A l’ONU, des négociations à haut risque pour protéger la haute mer

 

Les gouvernements sont réunis à partir de ce lundi, à New York, pour finaliser un traité international destiné à préserver la biodiversité dans des zones jusqu’ici très peu régulées. La question financière sera au coeur des débats.

Au-delà des 200 milles nautiques des côtes, le « Far West ». La haute mer, qui occupe plus des deux tiers des océans, reste un immense espace largement non réglementé, dont moins de 1 % est réellement protégé. Un manque que les Etats essaient de pallier tant bien que mal.

Ce lundi, les gouvernements du monde entier vont à nouveau se retrouver à New York, au siège des Nations unies, pour finaliser un traité international destiné à préserver une biodiversité complexe menacée. Au large des zones économiques exclusives (ZEE), à plus de 200 milles nautiques (370 kilomètres) des côtes donc, l’océan n’appartient en théorie à personne et le principe de liberté y a prévalu jusqu’ici.

Les discussions pour parvenir à un accord, qui serait juridiquement contraignant, vont durer deux semaines. Cette réunion « constitue une occasion historique de décider de nouvelles mesures qui changeront la donne pour l’océan », insiste la High Seas Alliance, un partenariat regroupant une trentaine d’ONG qui exhortent les Etats à signer un traité « solide ».

Mais rien n’est encore tout à fait joué. Un optimisme prudent semble dominer, alors que certains, comme l’Union européenne (France en tête avec son deuxième espace maritime mondial), poussent pour un traité ambitieux.

Succès de la COP15

Mais le risque n’est pas nul « d’un accord a minima où les sujets importants sont éliminés, pour se réduire à une simple déclaration de bonne volonté », note Denis Bailly, économiste et spécialiste du droit de la mer. Beaucoup dépendra des positions de la Chine et de la Russie, dans un contexte diplomatique pour le moins compliqué.

_LIGNES_.
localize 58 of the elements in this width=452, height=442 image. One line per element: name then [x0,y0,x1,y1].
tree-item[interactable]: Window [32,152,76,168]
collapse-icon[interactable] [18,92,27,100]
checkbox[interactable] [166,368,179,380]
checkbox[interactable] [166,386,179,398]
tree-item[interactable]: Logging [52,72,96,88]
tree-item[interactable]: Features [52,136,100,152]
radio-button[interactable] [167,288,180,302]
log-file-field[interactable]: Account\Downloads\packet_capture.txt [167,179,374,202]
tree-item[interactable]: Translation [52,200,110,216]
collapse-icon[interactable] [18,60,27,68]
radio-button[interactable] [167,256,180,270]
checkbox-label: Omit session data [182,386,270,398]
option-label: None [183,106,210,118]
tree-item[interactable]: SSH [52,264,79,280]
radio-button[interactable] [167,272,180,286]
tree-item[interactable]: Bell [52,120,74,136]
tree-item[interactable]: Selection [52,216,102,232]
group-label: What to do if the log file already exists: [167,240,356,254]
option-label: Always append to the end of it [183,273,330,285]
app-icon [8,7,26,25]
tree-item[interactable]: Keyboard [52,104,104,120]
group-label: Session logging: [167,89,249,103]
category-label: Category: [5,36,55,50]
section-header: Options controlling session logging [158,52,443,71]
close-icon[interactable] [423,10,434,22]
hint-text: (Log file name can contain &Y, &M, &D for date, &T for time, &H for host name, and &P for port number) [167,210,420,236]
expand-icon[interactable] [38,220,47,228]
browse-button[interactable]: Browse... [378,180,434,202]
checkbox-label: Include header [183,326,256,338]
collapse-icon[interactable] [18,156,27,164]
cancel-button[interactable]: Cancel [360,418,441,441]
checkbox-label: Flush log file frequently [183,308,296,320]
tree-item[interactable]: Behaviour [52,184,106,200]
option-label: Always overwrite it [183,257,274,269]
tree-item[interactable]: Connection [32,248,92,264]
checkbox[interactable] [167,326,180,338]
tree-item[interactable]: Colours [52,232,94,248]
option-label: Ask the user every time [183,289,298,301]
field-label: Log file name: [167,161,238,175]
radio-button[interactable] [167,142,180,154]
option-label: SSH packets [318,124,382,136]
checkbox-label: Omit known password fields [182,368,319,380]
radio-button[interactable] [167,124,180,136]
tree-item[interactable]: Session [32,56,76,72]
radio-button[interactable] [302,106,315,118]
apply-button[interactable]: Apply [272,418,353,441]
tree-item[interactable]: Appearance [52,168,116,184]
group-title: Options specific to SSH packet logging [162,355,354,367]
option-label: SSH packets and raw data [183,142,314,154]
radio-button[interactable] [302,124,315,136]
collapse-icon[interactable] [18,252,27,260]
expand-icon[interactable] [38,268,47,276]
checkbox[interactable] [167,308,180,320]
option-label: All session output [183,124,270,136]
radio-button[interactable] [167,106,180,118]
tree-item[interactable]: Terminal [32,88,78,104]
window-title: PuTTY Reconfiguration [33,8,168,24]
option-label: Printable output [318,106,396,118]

_LISTE DES CONSIGNES_.
A. Reprenez le passage de l'article sur la haute mer compris entre "Ce lundi, les" et "a prévalu jusqu’ici.", bornes incluses, en y substituant "Genève" à "New York".
B. Prolongez l'article sur la haute mer à partir de sa dernière phrase.

_RÉSULTATS DE L'EXERCICE_.
A.
Ce lundi, les gouvernements du monde entier vont à nouveau se retrouver à Genève, au siège des Nations unies, pour finaliser un traité international destiné à préserver une biodiversité complexe menacée. Au large des zones économiques exclusives (ZEE), à plus de 200 milles nautiques (370 kilomètres) des côtes donc, l’océan n’appartient en théorie à personne et le principe de liberté y a prévalu jusqu’ici.

B.
En août, la cinquième session d’un travail entamé en 2018 (alors envisagée comme la dernière) avait tourné court malgré des avancées importantes. Cette fois-ci, les observateurs espèrent que le succès de la conférence de l’ONU sur la biodiversité (la COP15) qui s’est tenue à Montréal en décembre exercera une forme de pression sur les négociateurs.

Combler des vides juridiques

Aujourd’hui, plusieurs conventions s’appliquent en haute mer : sur la navigation maritime, la gestion des pêches ou encore la protection des espèces migratrices. Mais ce fonctionnement en silo est jugé très insuffisant. « La valeur ajoutée du futur traité est de proposer un dispositif plus centralisé, et de combler des vides juridiques », explique Julien Rochette, qui dirige les programmes Océan et Gouvernance internationale de la biodiversité de l’Iddri.

En premier lieu, le traité doit permettre de créer des aires marines protégées en haute mer, et d’offrir des outils juridiques pour atteindre l’objectif de protection de 30 % de l’océan d’ici à 2030, sur lequel les Etats se sont engagés lors de la COP15.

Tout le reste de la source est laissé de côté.